Instructions for the task
Using the listing below, please gather every line containing the word "JSON".

Data shown
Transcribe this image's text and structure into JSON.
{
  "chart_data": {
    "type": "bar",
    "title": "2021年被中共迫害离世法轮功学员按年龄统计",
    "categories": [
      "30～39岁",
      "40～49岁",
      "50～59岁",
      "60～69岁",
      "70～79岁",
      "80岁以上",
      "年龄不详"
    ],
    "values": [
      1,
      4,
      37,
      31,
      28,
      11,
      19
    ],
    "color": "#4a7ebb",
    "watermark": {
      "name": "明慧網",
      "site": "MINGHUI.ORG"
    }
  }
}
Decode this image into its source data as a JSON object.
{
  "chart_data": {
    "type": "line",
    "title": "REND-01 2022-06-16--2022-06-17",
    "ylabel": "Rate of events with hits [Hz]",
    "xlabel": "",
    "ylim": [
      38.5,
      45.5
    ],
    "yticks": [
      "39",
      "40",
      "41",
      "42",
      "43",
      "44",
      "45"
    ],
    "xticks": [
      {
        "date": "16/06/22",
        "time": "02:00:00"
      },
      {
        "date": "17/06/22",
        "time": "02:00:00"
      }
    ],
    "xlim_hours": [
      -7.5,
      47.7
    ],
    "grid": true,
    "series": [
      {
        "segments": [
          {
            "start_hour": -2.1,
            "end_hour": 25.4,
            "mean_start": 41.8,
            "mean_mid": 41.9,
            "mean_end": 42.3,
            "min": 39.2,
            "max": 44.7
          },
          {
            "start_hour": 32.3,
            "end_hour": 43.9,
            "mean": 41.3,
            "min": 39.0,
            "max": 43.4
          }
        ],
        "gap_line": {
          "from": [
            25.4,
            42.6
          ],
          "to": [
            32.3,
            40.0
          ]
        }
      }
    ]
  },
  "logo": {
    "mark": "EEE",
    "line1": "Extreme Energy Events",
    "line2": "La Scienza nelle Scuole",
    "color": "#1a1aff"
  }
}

Expected answer
Transcribe this image's text and structure into JSON.
Decode this image into its source data as a JSON object.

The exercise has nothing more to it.